EXERCISE AIM:
Bring together all lines of the material below that contain the string "describe".

--- --- ---

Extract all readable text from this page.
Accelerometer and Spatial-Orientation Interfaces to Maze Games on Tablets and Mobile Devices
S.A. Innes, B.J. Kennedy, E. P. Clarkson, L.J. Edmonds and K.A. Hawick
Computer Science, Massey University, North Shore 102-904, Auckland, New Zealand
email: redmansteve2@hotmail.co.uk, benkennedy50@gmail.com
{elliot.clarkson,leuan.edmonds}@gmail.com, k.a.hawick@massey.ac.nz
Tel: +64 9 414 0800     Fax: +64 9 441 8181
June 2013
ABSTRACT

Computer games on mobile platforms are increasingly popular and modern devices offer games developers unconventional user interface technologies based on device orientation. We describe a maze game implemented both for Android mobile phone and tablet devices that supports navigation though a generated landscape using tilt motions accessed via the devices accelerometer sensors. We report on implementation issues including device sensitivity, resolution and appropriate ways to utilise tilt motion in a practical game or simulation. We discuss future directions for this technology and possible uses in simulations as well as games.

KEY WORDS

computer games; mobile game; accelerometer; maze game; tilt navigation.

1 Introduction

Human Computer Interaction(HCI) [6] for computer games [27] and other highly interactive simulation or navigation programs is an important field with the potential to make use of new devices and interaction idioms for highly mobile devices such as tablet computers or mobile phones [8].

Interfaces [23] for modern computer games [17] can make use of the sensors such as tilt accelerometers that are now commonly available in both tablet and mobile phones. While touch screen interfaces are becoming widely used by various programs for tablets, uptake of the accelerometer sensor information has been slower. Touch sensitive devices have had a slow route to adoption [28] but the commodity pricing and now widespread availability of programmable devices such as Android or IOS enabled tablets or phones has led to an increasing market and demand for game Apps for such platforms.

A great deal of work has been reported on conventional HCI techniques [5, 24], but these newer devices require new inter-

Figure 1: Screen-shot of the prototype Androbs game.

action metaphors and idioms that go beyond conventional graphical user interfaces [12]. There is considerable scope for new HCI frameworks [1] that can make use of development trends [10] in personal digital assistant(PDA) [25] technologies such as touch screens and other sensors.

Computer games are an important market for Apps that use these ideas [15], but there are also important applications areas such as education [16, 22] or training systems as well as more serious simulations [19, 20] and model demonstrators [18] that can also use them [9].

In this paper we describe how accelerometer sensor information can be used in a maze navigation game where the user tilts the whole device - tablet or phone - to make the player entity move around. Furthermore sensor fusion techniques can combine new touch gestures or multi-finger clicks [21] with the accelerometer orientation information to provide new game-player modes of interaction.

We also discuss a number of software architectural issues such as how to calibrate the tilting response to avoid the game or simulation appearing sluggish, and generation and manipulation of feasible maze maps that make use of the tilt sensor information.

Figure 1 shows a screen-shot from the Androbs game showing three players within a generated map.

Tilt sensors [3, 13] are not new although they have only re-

--- --- ---

FULL SOLUTION:
Computer games on mobile platforms are increasingly popular and modern devices offer games developers unconventional user interface technologies based on device orientation. We describe a maze game implemented both for Android mobile phone and tablet devices that supports navigation though a generated landscape using tilt motions accessed via the devices accelerometer sensors. We report on implementation issues including device sensitivity, resolution and appropriate ways to utilise tilt motion in a practical game or simulation. We discuss future directions for this technology and possible uses in simulations as well as games.
In this paper we describe how accelerometer sensor information can be used in a maze navigation game where the user tilts the whole device - tablet or phone - to make the player entity move around. Furthermore sensor fusion techniques can combine new touch gestures or multi-finger clicks [21] with the accelerometer orientation information to provide new game-player modes of interaction.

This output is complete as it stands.